GOAL OF THE EXERCISE
From the listing below, pull each line that includes "What".

DATASET RECORDS
--- begin ---

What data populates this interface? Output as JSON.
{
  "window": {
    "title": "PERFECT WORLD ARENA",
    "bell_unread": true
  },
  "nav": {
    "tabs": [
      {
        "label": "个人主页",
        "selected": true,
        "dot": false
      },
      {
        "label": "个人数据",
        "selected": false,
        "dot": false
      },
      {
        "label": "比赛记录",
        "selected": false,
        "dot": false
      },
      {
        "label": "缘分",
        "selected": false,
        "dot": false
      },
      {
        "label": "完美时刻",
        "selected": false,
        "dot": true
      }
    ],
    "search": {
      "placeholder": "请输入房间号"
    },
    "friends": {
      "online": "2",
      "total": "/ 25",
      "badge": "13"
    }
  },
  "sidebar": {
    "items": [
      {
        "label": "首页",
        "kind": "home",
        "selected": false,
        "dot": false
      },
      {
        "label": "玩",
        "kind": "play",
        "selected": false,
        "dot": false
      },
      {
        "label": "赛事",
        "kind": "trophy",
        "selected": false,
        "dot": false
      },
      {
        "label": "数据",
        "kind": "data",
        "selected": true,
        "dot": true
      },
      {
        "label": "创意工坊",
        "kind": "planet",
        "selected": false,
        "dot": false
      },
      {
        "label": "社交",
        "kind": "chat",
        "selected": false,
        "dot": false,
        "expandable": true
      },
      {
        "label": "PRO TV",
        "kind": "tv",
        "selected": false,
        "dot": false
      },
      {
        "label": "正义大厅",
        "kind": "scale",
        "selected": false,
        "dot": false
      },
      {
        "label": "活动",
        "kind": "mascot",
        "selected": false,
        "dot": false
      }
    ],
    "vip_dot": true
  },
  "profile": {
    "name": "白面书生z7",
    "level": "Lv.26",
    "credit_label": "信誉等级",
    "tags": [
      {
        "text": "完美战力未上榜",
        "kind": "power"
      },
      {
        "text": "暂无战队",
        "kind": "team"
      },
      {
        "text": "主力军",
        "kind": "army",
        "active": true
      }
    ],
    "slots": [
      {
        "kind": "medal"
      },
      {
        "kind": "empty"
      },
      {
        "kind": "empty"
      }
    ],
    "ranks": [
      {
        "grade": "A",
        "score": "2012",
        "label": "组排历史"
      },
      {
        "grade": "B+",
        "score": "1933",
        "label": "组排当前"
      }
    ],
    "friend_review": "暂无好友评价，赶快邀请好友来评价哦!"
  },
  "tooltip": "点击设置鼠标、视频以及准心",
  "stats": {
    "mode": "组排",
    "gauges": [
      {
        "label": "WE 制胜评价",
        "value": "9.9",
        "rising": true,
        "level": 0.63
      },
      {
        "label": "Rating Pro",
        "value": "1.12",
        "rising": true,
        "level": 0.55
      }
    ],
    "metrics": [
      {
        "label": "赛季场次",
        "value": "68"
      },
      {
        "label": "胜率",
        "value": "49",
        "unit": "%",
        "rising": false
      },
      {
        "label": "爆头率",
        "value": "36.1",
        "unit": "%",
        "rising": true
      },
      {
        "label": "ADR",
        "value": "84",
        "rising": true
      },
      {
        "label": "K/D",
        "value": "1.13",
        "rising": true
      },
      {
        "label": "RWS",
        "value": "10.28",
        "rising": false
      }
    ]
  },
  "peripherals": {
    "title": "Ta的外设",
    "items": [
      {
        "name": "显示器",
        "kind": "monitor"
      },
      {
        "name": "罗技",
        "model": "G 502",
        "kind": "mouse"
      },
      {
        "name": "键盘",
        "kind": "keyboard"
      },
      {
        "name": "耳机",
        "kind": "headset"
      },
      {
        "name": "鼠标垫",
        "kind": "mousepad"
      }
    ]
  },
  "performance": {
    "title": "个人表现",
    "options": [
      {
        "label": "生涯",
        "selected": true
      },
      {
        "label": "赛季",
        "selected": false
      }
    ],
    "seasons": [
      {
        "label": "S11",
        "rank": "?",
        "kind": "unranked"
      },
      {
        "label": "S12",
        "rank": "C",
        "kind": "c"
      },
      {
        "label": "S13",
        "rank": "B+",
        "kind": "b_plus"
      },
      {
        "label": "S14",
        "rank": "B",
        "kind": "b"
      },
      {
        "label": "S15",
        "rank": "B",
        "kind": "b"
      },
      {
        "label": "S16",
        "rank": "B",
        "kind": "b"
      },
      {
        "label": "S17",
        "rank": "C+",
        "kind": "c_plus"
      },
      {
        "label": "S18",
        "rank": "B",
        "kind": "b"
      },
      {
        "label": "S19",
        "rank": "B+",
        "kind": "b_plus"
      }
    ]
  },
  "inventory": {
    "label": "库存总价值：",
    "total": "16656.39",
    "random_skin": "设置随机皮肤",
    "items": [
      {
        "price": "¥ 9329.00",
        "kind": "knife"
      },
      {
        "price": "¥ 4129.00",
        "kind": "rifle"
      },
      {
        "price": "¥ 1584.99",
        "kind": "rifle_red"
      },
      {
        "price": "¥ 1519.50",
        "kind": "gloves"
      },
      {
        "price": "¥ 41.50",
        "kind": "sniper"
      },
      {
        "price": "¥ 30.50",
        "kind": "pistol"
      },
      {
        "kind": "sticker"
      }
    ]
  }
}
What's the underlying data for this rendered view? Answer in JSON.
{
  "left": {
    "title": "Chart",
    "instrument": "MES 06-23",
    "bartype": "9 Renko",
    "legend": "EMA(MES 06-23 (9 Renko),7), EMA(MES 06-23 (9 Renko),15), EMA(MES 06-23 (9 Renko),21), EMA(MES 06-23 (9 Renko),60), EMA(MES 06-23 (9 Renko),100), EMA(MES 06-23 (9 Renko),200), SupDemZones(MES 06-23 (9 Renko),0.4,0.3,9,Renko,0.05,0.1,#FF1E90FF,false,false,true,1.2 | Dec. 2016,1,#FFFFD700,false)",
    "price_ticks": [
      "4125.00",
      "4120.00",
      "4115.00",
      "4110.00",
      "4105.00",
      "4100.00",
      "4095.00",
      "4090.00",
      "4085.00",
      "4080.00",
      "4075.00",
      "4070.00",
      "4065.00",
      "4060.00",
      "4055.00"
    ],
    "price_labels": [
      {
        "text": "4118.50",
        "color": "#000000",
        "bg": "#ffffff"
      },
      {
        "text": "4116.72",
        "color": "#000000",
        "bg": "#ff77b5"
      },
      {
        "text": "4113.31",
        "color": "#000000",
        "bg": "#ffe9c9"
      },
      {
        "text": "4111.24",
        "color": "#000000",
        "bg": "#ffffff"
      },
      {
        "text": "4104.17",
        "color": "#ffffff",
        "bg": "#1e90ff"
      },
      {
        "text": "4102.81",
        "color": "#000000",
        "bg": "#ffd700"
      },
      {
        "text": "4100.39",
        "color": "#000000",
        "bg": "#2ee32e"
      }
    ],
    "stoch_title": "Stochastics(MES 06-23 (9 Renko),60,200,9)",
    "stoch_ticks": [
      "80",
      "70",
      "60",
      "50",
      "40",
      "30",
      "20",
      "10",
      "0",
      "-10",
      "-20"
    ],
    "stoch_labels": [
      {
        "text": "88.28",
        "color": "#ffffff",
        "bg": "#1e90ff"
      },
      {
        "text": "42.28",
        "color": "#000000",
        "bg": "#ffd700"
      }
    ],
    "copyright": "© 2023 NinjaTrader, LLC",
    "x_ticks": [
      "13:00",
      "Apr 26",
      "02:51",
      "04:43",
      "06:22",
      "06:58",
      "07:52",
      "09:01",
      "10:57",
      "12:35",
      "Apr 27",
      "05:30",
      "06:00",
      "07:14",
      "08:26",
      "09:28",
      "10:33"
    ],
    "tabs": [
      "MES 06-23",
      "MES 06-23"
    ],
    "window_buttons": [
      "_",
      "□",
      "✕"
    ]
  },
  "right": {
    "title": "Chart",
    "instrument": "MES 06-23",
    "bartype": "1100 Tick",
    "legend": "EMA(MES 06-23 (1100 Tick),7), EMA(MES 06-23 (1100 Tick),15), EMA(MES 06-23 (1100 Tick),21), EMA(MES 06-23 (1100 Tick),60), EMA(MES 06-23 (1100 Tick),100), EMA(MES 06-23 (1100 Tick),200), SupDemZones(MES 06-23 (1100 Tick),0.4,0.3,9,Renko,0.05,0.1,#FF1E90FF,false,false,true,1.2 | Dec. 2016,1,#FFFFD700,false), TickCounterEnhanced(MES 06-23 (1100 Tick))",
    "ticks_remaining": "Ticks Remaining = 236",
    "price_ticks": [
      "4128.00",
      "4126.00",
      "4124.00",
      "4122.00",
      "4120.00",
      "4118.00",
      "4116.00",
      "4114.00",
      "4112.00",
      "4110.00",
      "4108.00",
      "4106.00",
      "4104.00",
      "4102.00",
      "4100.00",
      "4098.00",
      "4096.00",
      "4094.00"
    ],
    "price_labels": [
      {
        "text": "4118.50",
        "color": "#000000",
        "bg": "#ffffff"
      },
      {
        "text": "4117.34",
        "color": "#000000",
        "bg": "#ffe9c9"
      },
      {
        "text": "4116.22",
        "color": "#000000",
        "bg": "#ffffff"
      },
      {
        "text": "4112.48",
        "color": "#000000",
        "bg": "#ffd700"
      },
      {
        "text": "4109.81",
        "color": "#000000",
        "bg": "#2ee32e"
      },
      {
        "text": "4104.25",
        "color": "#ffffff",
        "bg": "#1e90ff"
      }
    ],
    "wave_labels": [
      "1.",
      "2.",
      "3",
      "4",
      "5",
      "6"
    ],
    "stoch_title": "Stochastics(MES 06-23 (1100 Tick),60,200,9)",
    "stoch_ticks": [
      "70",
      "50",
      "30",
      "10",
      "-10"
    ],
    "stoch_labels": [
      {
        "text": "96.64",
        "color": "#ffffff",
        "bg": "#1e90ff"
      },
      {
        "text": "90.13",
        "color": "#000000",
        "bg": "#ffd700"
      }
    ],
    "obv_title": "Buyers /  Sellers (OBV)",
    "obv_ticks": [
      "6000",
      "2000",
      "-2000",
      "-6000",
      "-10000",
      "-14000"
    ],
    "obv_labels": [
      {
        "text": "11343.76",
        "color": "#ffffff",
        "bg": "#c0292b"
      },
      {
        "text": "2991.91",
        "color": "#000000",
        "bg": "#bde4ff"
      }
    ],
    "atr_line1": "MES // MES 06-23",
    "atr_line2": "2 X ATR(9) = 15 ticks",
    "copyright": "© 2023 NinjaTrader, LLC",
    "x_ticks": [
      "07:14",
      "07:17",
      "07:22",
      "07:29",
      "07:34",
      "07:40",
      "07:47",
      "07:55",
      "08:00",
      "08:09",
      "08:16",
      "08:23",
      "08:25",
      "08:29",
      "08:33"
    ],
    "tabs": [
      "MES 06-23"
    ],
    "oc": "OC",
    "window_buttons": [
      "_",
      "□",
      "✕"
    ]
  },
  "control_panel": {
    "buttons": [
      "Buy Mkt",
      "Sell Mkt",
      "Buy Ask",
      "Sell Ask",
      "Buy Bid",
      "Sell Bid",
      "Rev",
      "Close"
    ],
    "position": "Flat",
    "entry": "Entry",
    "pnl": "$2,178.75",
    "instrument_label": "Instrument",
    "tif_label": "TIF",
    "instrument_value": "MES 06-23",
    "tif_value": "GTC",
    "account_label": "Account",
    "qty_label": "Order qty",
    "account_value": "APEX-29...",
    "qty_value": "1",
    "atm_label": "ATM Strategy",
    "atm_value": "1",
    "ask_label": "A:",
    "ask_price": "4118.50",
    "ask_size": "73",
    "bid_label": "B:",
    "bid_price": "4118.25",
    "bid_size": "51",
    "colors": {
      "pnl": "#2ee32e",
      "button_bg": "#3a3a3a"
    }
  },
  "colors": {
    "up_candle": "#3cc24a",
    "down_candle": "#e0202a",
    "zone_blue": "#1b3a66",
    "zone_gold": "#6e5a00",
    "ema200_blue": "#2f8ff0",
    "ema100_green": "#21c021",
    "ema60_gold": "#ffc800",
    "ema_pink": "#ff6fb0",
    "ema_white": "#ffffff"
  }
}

--- end ---

EXERCISE SOLUTION
What data populates this interface? Output as JSON.
What's the underlying data for this rendered view? Answer in JSON.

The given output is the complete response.